(What needs to be done) Copy the items from the line that contains "x-tick-0: [131, 562, 132, 566]" through the line that contains "bar-male-private-for-profit: [132, 59, 1135, 88]", changing every "x-tick-label" to "x-axis-tick-label" and leaving everything else as it is.

(Exercise input)
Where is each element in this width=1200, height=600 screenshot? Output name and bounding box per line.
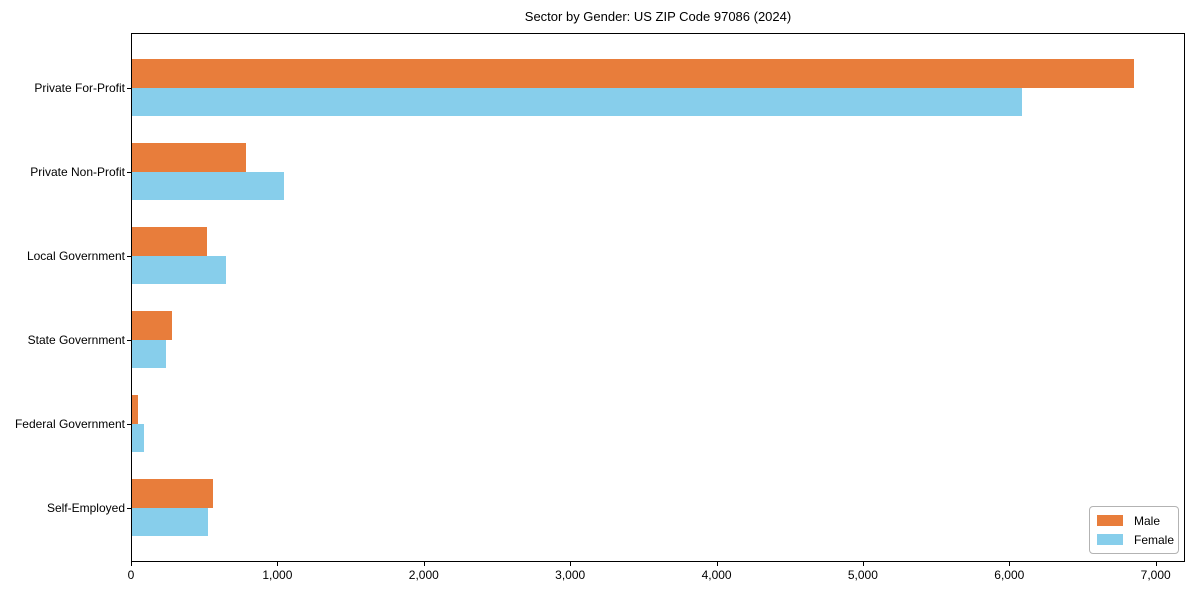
x-tick-0: [131, 562, 132, 566]
y-axis-label-federal-government: Federal Government: [14, 416, 125, 431]
bar-male-federal-government: [132, 395, 138, 424]
plot-area: [131, 33, 1185, 562]
y-tick-state-government: [127, 339, 131, 341]
x-tick-label-2000: 2,000: [408, 568, 439, 582]
legend-swatch-female: [1097, 534, 1123, 545]
y-axis-label-private-for-profit: Private For-Profit: [34, 80, 125, 95]
x-tick-label-7000: 7,000: [1140, 568, 1171, 582]
y-axis-label-self-employed: Self-Employed: [46, 500, 125, 515]
x-tick-4000: [716, 562, 718, 566]
legend: Male Female: [1089, 506, 1179, 554]
bar-female-state-government: [132, 339, 166, 369]
bar-female-self-employed: [132, 507, 208, 537]
x-tick-7000: [1155, 562, 1157, 566]
y-axis-label-local-government: Local Government: [26, 248, 125, 263]
y-tick-private-for-profit: [127, 87, 131, 89]
bar-male-private-for-profit: [132, 59, 1135, 88]
x-tick-label-3000: 3,000: [555, 568, 586, 582]
legend-entry-male: Male: [1097, 514, 1171, 528]
y-axis-label-state-government: State Government: [27, 332, 125, 347]
legend-entry-female: Female: [1097, 532, 1175, 547]
y-axis-label-private-non-profit: Private Non-Profit: [30, 164, 125, 179]
y-tick-self-employed: [127, 507, 131, 509]
x-tick-6000: [1009, 562, 1011, 566]
legend-label-male: Male: [1134, 513, 1161, 528]
x-tick-label-6000: 6,000: [994, 568, 1025, 582]
x-tick-5000: [862, 562, 864, 566]
bar-male-local-government: [132, 227, 207, 256]
x-tick-label-5000: 5,000: [847, 568, 878, 582]
bar-male-state-government: [132, 311, 173, 340]
chart-title: Sector by Gender: US ZIP Code 97086 (202…: [524, 9, 792, 24]
x-tick-label-1000: 1,000: [262, 568, 293, 582]
bar-male-self-employed: [132, 479, 214, 508]
bar-female-private-non-profit: [132, 171, 284, 201]
bar-female-federal-government: [132, 423, 145, 453]
y-tick-local-government: [127, 255, 131, 257]
x-tick-3000: [570, 562, 572, 566]
legend-label-female: Female: [1134, 532, 1175, 547]
bar-male-private-non-profit: [132, 143, 246, 172]
y-tick-federal-government: [127, 423, 131, 425]
legend-swatch-male: [1097, 515, 1123, 526]
y-tick-private-non-profit: [127, 171, 131, 173]
x-tick-2000: [423, 562, 425, 566]
x-tick-label-0: 0: [127, 568, 135, 582]
x-tick-1000: [277, 562, 279, 566]
bar-female-private-for-profit: [132, 87, 1022, 117]
x-tick-label-4000: 4,000: [701, 568, 732, 582]
bar-female-local-government: [132, 255, 226, 285]
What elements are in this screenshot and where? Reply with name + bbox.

(Exercise answer)
x-tick-0: [131, 562, 132, 566]
y-axis-label-federal-government: Federal Government: [14, 416, 125, 431]
bar-male-federal-government: [132, 395, 138, 424]
plot-area: [131, 33, 1185, 562]
y-tick-state-government: [127, 339, 131, 341]
x-axis-tick-label-2000: 2,000: [408, 568, 439, 582]
legend-swatch-female: [1097, 534, 1123, 545]
y-axis-label-private-for-profit: Private For-Profit: [34, 80, 125, 95]
x-axis-tick-label-7000: 7,000: [1140, 568, 1171, 582]
y-axis-label-self-employed: Self-Employed: [46, 500, 125, 515]
x-tick-4000: [716, 562, 718, 566]
legend: Male Female: [1089, 506, 1179, 554]
bar-female-state-government: [132, 339, 166, 369]
bar-female-self-employed: [132, 507, 208, 537]
x-tick-7000: [1155, 562, 1157, 566]
y-axis-label-local-government: Local Government: [26, 248, 125, 263]
y-tick-private-for-profit: [127, 87, 131, 89]
bar-male-private-for-profit: [132, 59, 1135, 88]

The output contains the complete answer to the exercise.